# [Prompt]
Return all lines from the listing below in which the string "text" occurs.

[start Data records]

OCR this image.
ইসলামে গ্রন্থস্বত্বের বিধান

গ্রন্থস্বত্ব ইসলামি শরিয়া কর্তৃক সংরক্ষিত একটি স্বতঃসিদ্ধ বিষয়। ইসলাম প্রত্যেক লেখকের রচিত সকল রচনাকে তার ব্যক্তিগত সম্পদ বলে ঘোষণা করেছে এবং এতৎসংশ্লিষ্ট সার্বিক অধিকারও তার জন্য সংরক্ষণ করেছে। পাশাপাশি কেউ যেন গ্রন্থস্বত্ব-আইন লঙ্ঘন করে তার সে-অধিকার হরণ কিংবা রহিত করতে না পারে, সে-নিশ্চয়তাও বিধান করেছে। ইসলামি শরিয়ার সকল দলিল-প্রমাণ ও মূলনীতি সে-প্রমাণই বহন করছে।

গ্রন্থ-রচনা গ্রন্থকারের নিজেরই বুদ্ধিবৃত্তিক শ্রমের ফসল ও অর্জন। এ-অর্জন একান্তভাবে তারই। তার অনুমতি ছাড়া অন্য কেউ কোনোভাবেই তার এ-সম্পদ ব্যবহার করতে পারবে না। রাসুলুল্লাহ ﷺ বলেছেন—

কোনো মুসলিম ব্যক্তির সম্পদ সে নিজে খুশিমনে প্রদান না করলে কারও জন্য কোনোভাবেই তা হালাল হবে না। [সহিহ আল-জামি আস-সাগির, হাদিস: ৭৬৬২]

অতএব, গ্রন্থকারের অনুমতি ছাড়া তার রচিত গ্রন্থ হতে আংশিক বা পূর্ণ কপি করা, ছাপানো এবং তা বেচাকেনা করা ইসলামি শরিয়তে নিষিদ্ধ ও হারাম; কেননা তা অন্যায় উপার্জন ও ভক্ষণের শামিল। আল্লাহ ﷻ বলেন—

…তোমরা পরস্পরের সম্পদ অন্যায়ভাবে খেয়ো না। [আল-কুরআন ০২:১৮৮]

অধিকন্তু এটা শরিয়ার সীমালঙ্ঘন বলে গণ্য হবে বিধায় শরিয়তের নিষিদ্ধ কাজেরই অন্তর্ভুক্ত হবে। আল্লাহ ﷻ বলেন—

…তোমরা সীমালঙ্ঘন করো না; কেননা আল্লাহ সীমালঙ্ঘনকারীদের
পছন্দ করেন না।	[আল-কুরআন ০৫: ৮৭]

[end Data records]
[start Data records]

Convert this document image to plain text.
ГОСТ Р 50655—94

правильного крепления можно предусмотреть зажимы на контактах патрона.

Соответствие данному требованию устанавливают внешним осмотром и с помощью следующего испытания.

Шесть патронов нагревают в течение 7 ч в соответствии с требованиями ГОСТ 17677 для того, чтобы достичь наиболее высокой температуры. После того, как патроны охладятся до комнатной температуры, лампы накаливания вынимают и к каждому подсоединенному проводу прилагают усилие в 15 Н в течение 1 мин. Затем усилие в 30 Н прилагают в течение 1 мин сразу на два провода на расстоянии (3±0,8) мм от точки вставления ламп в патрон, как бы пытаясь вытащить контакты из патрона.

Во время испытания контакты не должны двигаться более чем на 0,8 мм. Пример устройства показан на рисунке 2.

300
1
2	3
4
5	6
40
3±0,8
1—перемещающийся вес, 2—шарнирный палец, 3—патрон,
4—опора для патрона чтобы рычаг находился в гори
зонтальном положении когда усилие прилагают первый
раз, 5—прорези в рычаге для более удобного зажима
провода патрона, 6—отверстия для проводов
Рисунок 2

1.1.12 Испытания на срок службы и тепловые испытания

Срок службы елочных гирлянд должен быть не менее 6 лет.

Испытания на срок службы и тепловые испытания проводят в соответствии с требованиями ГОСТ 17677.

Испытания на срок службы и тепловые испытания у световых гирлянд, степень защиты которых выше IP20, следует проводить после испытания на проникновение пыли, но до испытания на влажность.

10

[end Data records]
[start Data records]

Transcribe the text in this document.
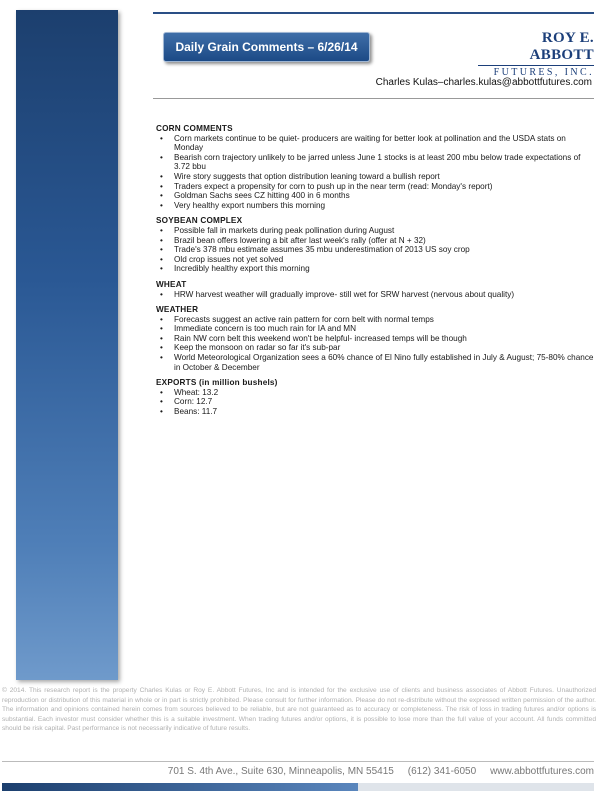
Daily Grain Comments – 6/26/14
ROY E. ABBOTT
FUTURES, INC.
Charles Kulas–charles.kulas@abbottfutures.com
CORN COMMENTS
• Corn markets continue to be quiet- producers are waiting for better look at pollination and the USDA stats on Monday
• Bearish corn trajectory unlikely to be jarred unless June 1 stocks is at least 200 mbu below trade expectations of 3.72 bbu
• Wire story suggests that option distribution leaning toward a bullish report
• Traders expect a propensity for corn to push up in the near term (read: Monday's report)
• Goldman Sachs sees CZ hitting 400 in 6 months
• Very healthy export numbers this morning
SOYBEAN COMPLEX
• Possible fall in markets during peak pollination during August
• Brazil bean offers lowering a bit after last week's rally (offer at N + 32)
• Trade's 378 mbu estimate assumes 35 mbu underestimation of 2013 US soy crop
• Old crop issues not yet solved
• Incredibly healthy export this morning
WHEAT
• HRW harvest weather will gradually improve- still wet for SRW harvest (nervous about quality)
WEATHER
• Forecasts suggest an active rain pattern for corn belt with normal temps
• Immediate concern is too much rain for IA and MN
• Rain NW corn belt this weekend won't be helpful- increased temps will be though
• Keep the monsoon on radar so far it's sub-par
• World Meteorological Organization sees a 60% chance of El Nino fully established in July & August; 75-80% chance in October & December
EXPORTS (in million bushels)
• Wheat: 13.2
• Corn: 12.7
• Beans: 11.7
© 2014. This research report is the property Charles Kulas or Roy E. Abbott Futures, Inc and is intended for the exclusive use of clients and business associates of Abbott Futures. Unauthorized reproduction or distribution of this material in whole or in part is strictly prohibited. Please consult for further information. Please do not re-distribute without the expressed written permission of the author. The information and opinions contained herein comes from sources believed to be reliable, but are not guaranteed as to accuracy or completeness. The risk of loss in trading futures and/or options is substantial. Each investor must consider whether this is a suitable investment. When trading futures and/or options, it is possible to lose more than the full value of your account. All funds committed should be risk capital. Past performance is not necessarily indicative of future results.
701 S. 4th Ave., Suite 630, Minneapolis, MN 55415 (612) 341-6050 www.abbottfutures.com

[end Data records]

# [Written solution]
Convert this document image to plain text.
Transcribe the text in this document.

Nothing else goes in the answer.